◆ Extracted material
──────────
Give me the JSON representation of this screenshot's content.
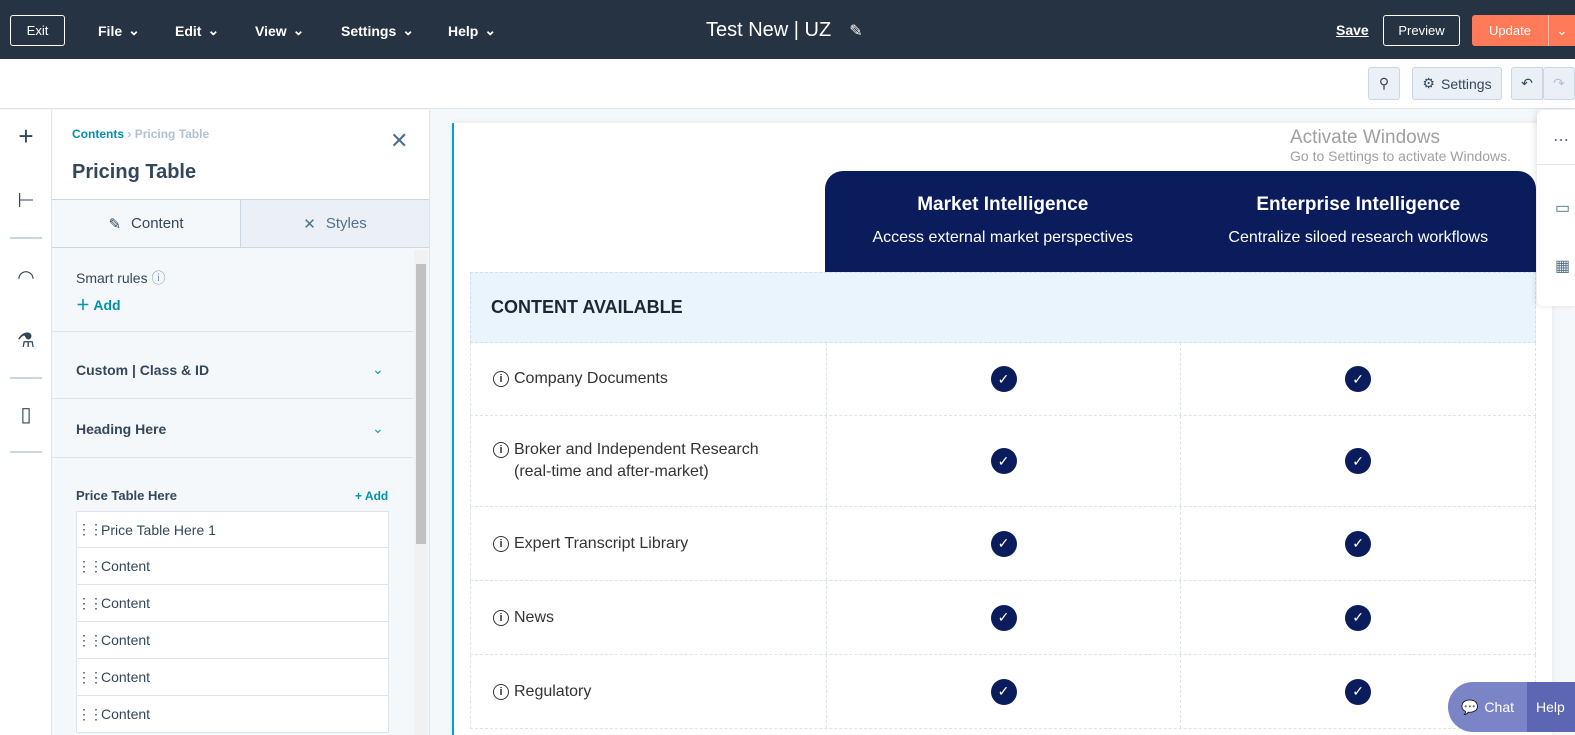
{
  "topbar": {
    "exit": "Exit",
    "menus": [
      "File",
      "Edit",
      "View",
      "Settings",
      "Help"
    ],
    "title": "Test New | UZ",
    "save": "Save",
    "preview": "Preview",
    "update": "Update"
  },
  "toolbar": {
    "settings": "Settings"
  },
  "panel": {
    "breadcrumb": {
      "root": "Contents",
      "current": "Pricing Table"
    },
    "title": "Pricing Table",
    "tabs": [
      "Content",
      "Styles"
    ],
    "smart_rules": "Smart rules",
    "add": "Add",
    "sections": [
      "Custom | Class & ID",
      "Heading Here"
    ],
    "price_table": "Price Table Here",
    "price_add": "+ Add",
    "items": [
      "Price Table Here 1",
      "Content",
      "Content",
      "Content",
      "Content",
      "Content"
    ]
  },
  "table": {
    "plans": [
      {
        "name": "Market Intelligence",
        "desc": "Access external market perspectives"
      },
      {
        "name": "Enterprise Intelligence",
        "desc": "Centralize siloed research workflows"
      }
    ],
    "section": "CONTENT AVAILABLE",
    "rows": [
      {
        "l1": "Company Documents",
        "l2": ""
      },
      {
        "l1": "Broker and Independent Research",
        "l2": "(real-time and after-market)"
      },
      {
        "l1": "Expert Transcript Library",
        "l2": ""
      },
      {
        "l1": "News",
        "l2": ""
      },
      {
        "l1": "Regulatory",
        "l2": ""
      }
    ]
  },
  "watermark": {
    "line1": "Activate Windows",
    "line2": "Go to Settings to activate Windows."
  },
  "chat": {
    "chat": "Chat",
    "help": "Help"
  },
  "colors": {
    "topbar": "#253342",
    "accent": "#ff7a59",
    "plan_header": "#0b1c5c",
    "teal": "#00a4bd"
  }
}
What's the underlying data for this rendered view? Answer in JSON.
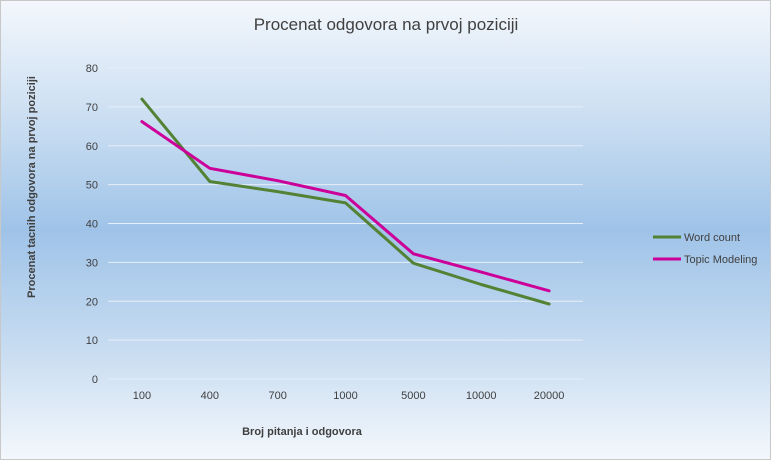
{
  "chart_data": {
    "type": "line",
    "title": "Procenat odgovora na prvoj poziciji",
    "xlabel": "Broj pitanja  i odgovora",
    "ylabel": "Procenat  tacnih odgovora  na prvoj poziciji",
    "categories": [
      "100",
      "400",
      "700",
      "1000",
      "5000",
      "10000",
      "20000"
    ],
    "ylim": [
      0,
      80
    ],
    "yticks": [
      0,
      10,
      20,
      30,
      40,
      50,
      60,
      70,
      80
    ],
    "grid": true,
    "legend_position": "right",
    "series": [
      {
        "name": "Word count",
        "color": "#548235",
        "values": [
          72,
          50.8,
          48.2,
          45.3,
          29.8,
          24.3,
          19.3
        ]
      },
      {
        "name": "Topic Modeling",
        "color": "#cc0099",
        "values": [
          66.2,
          54.2,
          51.0,
          47.2,
          32.2,
          27.5,
          22.7
        ]
      }
    ]
  }
}
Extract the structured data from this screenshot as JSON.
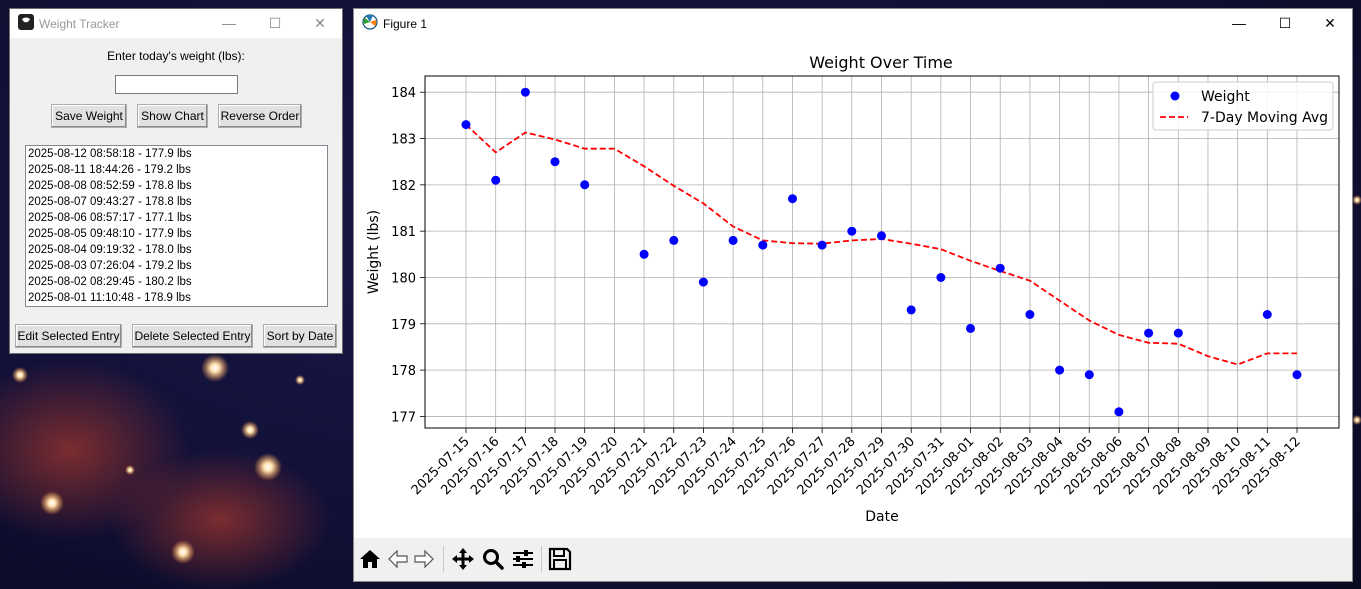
{
  "tracker": {
    "title": "Weight Tracker",
    "prompt": "Enter today's weight (lbs):",
    "input_value": "",
    "buttons": {
      "save": "Save Weight",
      "show_chart": "Show Chart",
      "reverse": "Reverse Order",
      "edit": "Edit Selected Entry",
      "delete": "Delete Selected Entry",
      "sort": "Sort by Date"
    },
    "entries": [
      "2025-08-12 08:58:18 - 177.9 lbs",
      "2025-08-11 18:44:26 - 179.2 lbs",
      "2025-08-08 08:52:59 - 178.8 lbs",
      "2025-08-07 09:43:27 - 178.8 lbs",
      "2025-08-06 08:57:17 - 177.1 lbs",
      "2025-08-05 09:48:10 - 177.9 lbs",
      "2025-08-04 09:19:32 - 178.0 lbs",
      "2025-08-03 07:26:04 - 179.2 lbs",
      "2025-08-02 08:29:45 - 180.2 lbs",
      "2025-08-01 11:10:48 - 178.9 lbs"
    ]
  },
  "figure": {
    "title": "Figure 1",
    "window_controls": {
      "minimize": "—",
      "maximize": "☐",
      "close": "✕"
    }
  },
  "chart_data": {
    "type": "scatter",
    "title": "Weight Over Time",
    "xlabel": "Date",
    "ylabel": "Weight (lbs)",
    "ylim": [
      176.75,
      184.35
    ],
    "yticks": [
      177,
      178,
      179,
      180,
      181,
      182,
      183,
      184
    ],
    "grid": true,
    "legend_position": "top-right",
    "categories": [
      "2025-07-15",
      "2025-07-16",
      "2025-07-17",
      "2025-07-18",
      "2025-07-19",
      "2025-07-20",
      "2025-07-21",
      "2025-07-22",
      "2025-07-23",
      "2025-07-24",
      "2025-07-25",
      "2025-07-26",
      "2025-07-27",
      "2025-07-28",
      "2025-07-29",
      "2025-07-30",
      "2025-07-31",
      "2025-08-01",
      "2025-08-02",
      "2025-08-03",
      "2025-08-04",
      "2025-08-05",
      "2025-08-06",
      "2025-08-07",
      "2025-08-08",
      "2025-08-09",
      "2025-08-10",
      "2025-08-11",
      "2025-08-12"
    ],
    "series": [
      {
        "name": "Weight",
        "kind": "scatter",
        "color": "#0000ff",
        "points": [
          [
            "2025-07-15",
            183.3
          ],
          [
            "2025-07-16",
            182.1
          ],
          [
            "2025-07-17",
            184.0
          ],
          [
            "2025-07-18",
            182.5
          ],
          [
            "2025-07-19",
            182.0
          ],
          [
            "2025-07-21",
            180.5
          ],
          [
            "2025-07-22",
            180.8
          ],
          [
            "2025-07-23",
            179.9
          ],
          [
            "2025-07-24",
            180.8
          ],
          [
            "2025-07-25",
            180.7
          ],
          [
            "2025-07-26",
            181.7
          ],
          [
            "2025-07-27",
            180.7
          ],
          [
            "2025-07-28",
            181.0
          ],
          [
            "2025-07-29",
            180.9
          ],
          [
            "2025-07-30",
            179.3
          ],
          [
            "2025-07-31",
            180.0
          ],
          [
            "2025-08-01",
            178.9
          ],
          [
            "2025-08-02",
            180.2
          ],
          [
            "2025-08-03",
            179.2
          ],
          [
            "2025-08-04",
            178.0
          ],
          [
            "2025-08-05",
            177.9
          ],
          [
            "2025-08-06",
            177.1
          ],
          [
            "2025-08-07",
            178.8
          ],
          [
            "2025-08-08",
            178.8
          ],
          [
            "2025-08-11",
            179.2
          ],
          [
            "2025-08-12",
            177.9
          ]
        ]
      },
      {
        "name": "7-Day Moving Avg",
        "kind": "line",
        "style": "dashed",
        "color": "#ff0000",
        "points": [
          [
            "2025-07-15",
            183.3
          ],
          [
            "2025-07-16",
            182.7
          ],
          [
            "2025-07-17",
            183.13
          ],
          [
            "2025-07-18",
            182.98
          ],
          [
            "2025-07-19",
            182.78
          ],
          [
            "2025-07-20",
            182.78
          ],
          [
            "2025-07-21",
            182.4
          ],
          [
            "2025-07-22",
            181.98
          ],
          [
            "2025-07-23",
            181.6
          ],
          [
            "2025-07-24",
            181.1
          ],
          [
            "2025-07-25",
            180.8
          ],
          [
            "2025-07-26",
            180.74
          ],
          [
            "2025-07-27",
            180.73
          ],
          [
            "2025-07-28",
            180.8
          ],
          [
            "2025-07-29",
            180.83
          ],
          [
            "2025-07-30",
            180.73
          ],
          [
            "2025-07-31",
            180.61
          ],
          [
            "2025-08-01",
            180.36
          ],
          [
            "2025-08-02",
            180.14
          ],
          [
            "2025-08-03",
            179.93
          ],
          [
            "2025-08-04",
            179.5
          ],
          [
            "2025-08-05",
            179.07
          ],
          [
            "2025-08-06",
            178.76
          ],
          [
            "2025-08-07",
            178.59
          ],
          [
            "2025-08-08",
            178.57
          ],
          [
            "2025-08-09",
            178.3
          ],
          [
            "2025-08-10",
            178.12
          ],
          [
            "2025-08-11",
            178.36
          ],
          [
            "2025-08-12",
            178.36
          ]
        ]
      }
    ]
  }
}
──────────
◆ Problem details
Pick out the lines that have the word "Settings". Copy them all.

◆ Correct answer
      "Settings",
    "settings": "Settings"
    "line2": "Go to Settings to activate Windows."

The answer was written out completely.